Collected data

• • • • • • •

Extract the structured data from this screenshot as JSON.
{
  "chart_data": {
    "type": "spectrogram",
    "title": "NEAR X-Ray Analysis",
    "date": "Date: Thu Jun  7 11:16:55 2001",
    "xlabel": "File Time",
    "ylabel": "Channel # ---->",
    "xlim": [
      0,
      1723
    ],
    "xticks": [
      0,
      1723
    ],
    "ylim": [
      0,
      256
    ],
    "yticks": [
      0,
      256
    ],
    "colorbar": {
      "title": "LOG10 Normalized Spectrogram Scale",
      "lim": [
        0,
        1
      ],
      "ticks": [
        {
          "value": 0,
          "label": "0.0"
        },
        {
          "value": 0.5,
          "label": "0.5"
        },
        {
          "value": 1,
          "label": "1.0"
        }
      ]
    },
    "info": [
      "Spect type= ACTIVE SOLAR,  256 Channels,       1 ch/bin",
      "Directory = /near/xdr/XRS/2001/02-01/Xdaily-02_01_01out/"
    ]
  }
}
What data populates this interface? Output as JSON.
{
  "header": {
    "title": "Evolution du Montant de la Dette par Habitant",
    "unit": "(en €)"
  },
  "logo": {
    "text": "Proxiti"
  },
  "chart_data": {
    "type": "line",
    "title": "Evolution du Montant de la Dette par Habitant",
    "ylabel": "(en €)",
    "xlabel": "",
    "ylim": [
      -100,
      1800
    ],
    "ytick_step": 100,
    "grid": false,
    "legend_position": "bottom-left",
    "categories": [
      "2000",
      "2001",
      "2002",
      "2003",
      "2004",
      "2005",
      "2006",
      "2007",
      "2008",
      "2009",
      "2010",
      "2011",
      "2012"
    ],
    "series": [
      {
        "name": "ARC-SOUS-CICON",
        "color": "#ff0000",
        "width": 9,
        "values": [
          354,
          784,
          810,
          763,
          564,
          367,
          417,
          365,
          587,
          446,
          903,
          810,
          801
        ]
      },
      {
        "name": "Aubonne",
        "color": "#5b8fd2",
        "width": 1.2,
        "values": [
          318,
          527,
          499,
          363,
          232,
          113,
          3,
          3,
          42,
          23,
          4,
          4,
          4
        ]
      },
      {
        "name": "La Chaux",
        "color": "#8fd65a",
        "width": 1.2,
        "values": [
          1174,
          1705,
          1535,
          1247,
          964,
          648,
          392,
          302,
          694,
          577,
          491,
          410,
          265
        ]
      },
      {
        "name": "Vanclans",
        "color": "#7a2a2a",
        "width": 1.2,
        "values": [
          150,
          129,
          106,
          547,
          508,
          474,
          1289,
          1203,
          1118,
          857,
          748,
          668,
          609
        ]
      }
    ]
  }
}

• • • • • • •

■ **Given request**
Extract the complete set of records unchanged.

■ **Exercise output**
Extract the structured data from this screenshot as JSON.
{
  "chart_data": {
    "type": "spectrogram",
    "title": "NEAR X-Ray Analysis",
    "date": "Date: Thu Jun  7 11:16:55 2001",
    "xlabel": "File Time",
    "ylabel": "Channel # ---->",
    "xlim": [
      0,
      1723
    ],
    "xticks": [
      0,
      1723
    ],
    "ylim": [
      0,
      256
    ],
    "yticks": [
      0,
      256
    ],
    "colorbar": {
      "title": "LOG10 Normalized Spectrogram Scale",
      "lim": [
        0,
        1
      ],
      "ticks": [
        {
          "value": 0,
          "label": "0.0"
        },
        {
          "value": 0.5,
          "label": "0.5"
        },
        {
          "value": 1,
          "label": "1.0"
        }
      ]
    },
    "info": [
      "Spect type= ACTIVE SOLAR,  256 Channels,       1 ch/bin",
      "Directory = /near/xdr/XRS/2001/02-01/Xdaily-02_01_01out/"
    ]
  }
}
What data populates this interface? Output as JSON.
{
  "header": {
    "title": "Evolution du Montant de la Dette par Habitant",
    "unit": "(en €)"
  },
  "logo": {
    "text": "Proxiti"
  },
  "chart_data": {
    "type": "line",
    "title": "Evolution du Montant de la Dette par Habitant",
    "ylabel": "(en €)",
    "xlabel": "",
    "ylim": [
      -100,
      1800
    ],
    "ytick_step": 100,
    "grid": false,
    "legend_position": "bottom-left",
    "categories": [
      "2000",
      "2001",
      "2002",
      "2003",
      "2004",
      "2005",
      "2006",
      "2007",
      "2008",
      "2009",
      "2010",
      "2011",
      "2012"
    ],
    "series": [
      {
        "name": "ARC-SOUS-CICON",
        "color": "#ff0000",
        "width": 9,
        "values": [
          354,
          784,
          810,
          763,
          564,
          367,
          417,
          365,
          587,
          446,
          903,
          810,
          801
        ]
      },
      {
        "name": "Aubonne",
        "color": "#5b8fd2",
        "width": 1.2,
        "values": [
          318,
          527,
          499,
          363,
          232,
          113,
          3,
          3,
          42,
          23,
          4,
          4,
          4
        ]
      },
      {
        "name": "La Chaux",
        "color": "#8fd65a",
        "width": 1.2,
        "values": [
          1174,
          1705,
          1535,
          1247,
          964,
          648,
          392,
          302,
          694,
          577,
          491,
          410,
          265
        ]
      },
      {
        "name": "Vanclans",
        "color": "#7a2a2a",
        "width": 1.2,
        "values": [
          150,
          129,
          106,
          547,
          508,
          474,
          1289,
          1203,
          1118,
          857,
          748,
          668,
          609
        ]
      }
    ]
  }
}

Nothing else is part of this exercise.